#### Saved entries:
○ ○ ○
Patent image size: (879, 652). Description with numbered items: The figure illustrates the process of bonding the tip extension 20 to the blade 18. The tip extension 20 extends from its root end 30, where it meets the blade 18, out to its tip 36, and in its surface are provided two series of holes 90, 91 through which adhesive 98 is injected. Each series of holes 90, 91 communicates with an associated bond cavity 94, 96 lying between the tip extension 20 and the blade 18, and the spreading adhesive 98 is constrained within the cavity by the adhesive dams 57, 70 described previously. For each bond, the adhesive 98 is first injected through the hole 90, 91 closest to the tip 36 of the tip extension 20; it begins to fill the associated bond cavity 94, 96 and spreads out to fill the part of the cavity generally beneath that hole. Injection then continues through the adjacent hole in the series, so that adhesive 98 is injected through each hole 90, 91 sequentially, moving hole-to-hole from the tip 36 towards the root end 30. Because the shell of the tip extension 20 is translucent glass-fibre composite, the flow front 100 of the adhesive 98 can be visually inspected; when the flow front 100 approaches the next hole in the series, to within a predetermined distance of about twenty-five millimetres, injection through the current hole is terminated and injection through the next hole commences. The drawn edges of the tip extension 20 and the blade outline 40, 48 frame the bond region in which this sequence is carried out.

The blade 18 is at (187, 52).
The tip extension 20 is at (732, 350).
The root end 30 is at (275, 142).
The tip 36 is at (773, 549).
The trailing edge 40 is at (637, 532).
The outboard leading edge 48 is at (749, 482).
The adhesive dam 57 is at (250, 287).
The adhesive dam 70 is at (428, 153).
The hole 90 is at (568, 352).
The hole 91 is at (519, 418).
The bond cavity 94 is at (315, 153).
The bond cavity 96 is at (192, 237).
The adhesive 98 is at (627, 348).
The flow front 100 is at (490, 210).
○ ○ ○
#### TASK DESCRIPTION:
Turn the lines of every record above into a numbered list, omitting any blank lines.

#### EXPECTED ANSWER:
1. Patent image size: (879, 652). Description with numbered items: The figure illustrates the process of bonding the tip extension 20 to the blade 18. The tip extension 20 extends from its root end 30, where it meets the blade 18, out to its tip 36, and in its surface are provided two series of holes 90, 91 through which adhesive 98 is injected. Each series of holes 90, 91 communicates with an associated bond cavity 94, 96 lying between the tip extension 20 and the blade 18, and the spreading adhesive 98 is constrained within the cavity by the adhesive dams 57, 70 described previously. For each bond, the adhesive 98 is first injected through the hole 90, 91 closest to the tip 36 of the tip extension 20; it begins to fill the associated bond cavity 94, 96 and spreads out to fill the part of the cavity generally beneath that hole. Injection then continues through the adjacent hole in the series, so that adhesive 98 is injected through each hole 90, 91 sequentially, moving hole-to-hole from the tip 36 towards the root end 30. Because the shell of the tip extension 20 is translucent glass-fibre composite, the flow front 100 of the adhesive 98 can be visually inspected; when the flow front 100 approaches the next hole in the series, to within a predetermined distance of about twenty-five millimetres, injection through the current hole is terminated and injection through the next hole commences. The drawn edges of the tip extension 20 and the blade outline 40, 48 frame the bond region in which this sequence is carried out.
2. The blade 18 is at (187, 52).
3. The tip extension 20 is at (732, 350).
4. The root end 30 is at (275, 142).
5. The tip 36 is at (773, 549).
6. The trailing edge 40 is at (637, 532).
7. The outboard leading edge 48 is at (749, 482).
8. The adhesive dam 57 is at (250, 287).
9. The adhesive dam 70 is at (428, 153).
10. The hole 90 is at (568, 352).
11. The hole 91 is at (519, 418).
12. The bond cavity 94 is at (315, 153).
13. The bond cavity 96 is at (192, 237).
14. The adhesive 98 is at (627, 348).
15. The flow front 100 is at (490, 210).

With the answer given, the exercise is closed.